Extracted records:
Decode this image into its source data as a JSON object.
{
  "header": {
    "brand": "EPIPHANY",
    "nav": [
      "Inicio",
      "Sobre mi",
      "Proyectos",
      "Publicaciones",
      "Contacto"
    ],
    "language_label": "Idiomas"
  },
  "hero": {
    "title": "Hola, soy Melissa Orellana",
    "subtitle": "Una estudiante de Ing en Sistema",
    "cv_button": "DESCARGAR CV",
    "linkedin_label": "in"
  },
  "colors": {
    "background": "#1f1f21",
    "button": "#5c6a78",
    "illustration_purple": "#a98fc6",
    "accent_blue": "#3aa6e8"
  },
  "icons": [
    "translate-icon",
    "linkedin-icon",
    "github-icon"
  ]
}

» Task description
Every line of the data above should be copied exactly.

» Reply
Decode this image into its source data as a JSON object.
{
  "header": {
    "brand": "EPIPHANY",
    "nav": [
      "Inicio",
      "Sobre mi",
      "Proyectos",
      "Publicaciones",
      "Contacto"
    ],
    "language_label": "Idiomas"
  },
  "hero": {
    "title": "Hola, soy Melissa Orellana",
    "subtitle": "Una estudiante de Ing en Sistema",
    "cv_button": "DESCARGAR CV",
    "linkedin_label": "in"
  },
  "colors": {
    "background": "#1f1f21",
    "button": "#5c6a78",
    "illustration_purple": "#a98fc6",
    "accent_blue": "#3aa6e8"
  },
  "icons": [
    "translate-icon",
    "linkedin-icon",
    "github-icon"
  ]
}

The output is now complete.